>> begin Entries

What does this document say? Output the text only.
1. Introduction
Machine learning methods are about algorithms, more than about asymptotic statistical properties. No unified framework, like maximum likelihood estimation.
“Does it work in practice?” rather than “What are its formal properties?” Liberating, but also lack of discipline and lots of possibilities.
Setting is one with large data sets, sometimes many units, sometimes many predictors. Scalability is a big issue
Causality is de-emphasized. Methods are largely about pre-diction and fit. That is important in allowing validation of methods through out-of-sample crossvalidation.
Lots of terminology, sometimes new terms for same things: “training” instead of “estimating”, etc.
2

>> end Entries
>> begin Entries

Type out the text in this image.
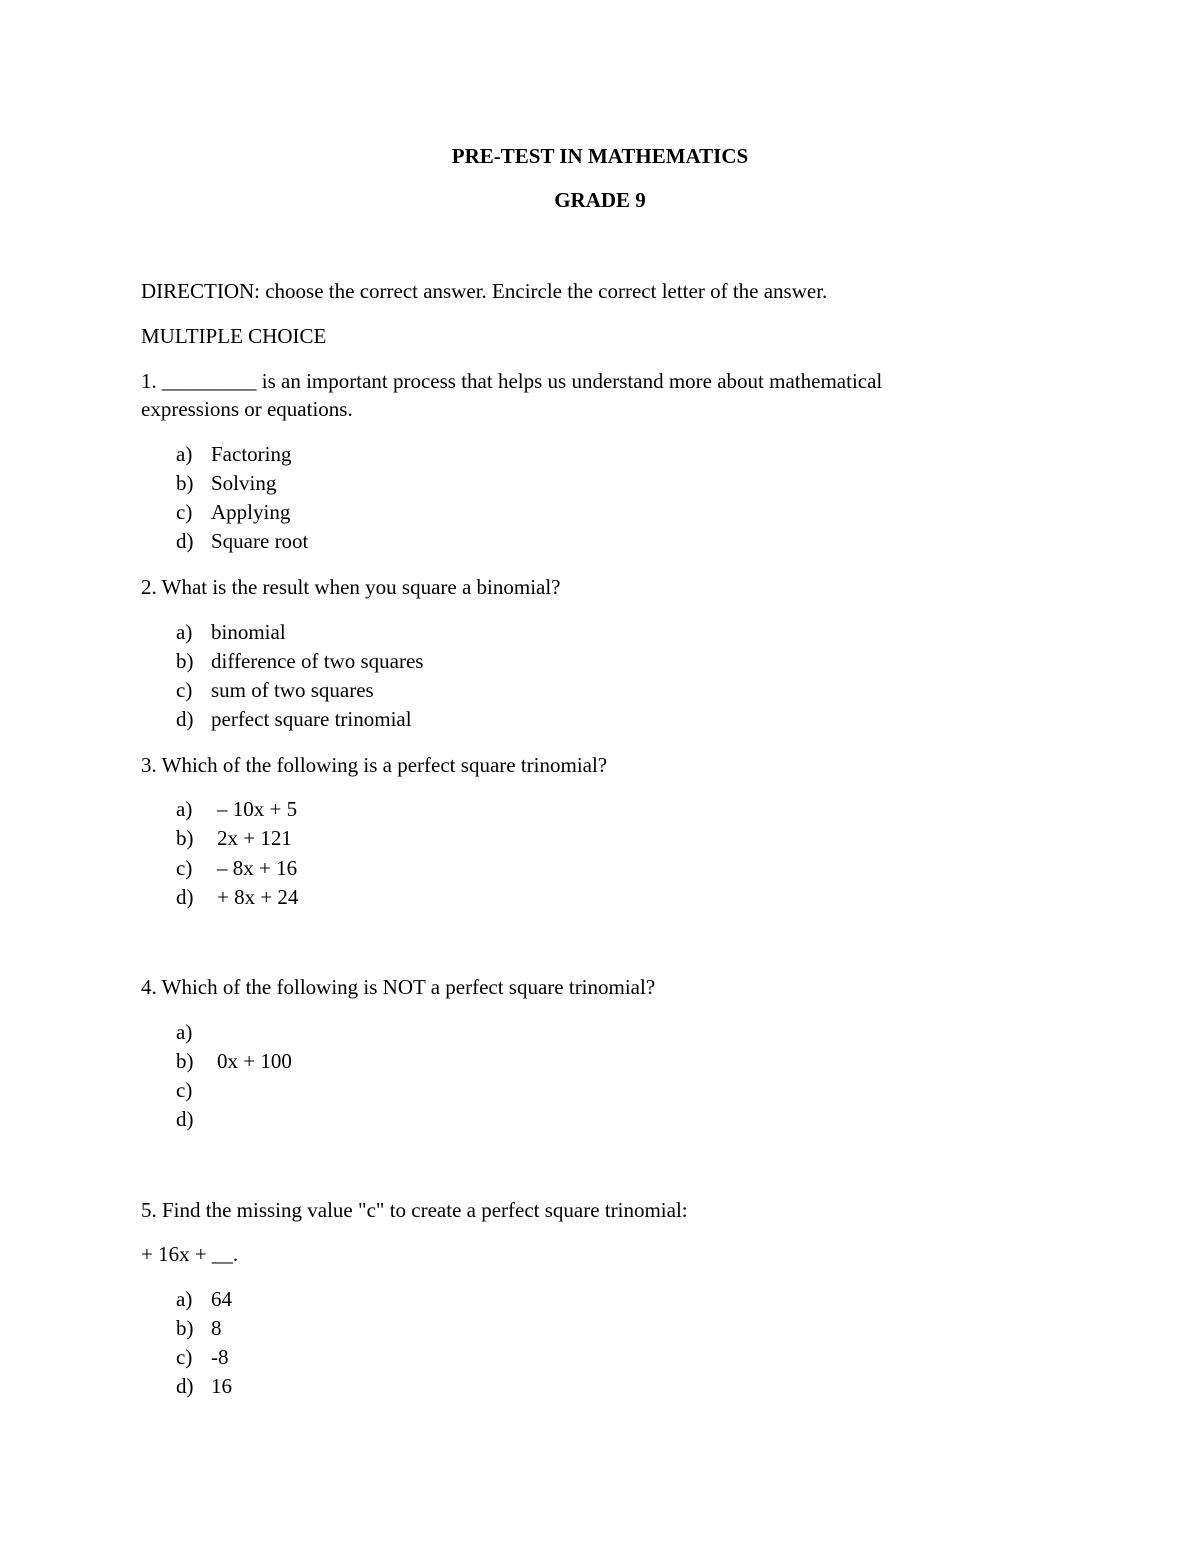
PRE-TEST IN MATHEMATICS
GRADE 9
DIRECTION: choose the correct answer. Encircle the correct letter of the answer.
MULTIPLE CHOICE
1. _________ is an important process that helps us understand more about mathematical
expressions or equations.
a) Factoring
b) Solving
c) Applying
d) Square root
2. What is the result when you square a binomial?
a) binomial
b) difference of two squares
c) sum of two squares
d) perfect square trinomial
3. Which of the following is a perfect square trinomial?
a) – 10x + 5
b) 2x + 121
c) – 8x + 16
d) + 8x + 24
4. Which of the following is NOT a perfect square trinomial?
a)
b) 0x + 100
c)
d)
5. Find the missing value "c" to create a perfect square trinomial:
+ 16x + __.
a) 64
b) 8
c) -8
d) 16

>> end Entries

#### Directive:
Report each line of the material above where the word "sometimes" appears.

#### Reply:
Setting is one with large data sets, sometimes many units, sometimes many predictors. Scalability is a big issue
Lots of terminology, sometimes new terms for same things: “training” instead of “estimating”, etc.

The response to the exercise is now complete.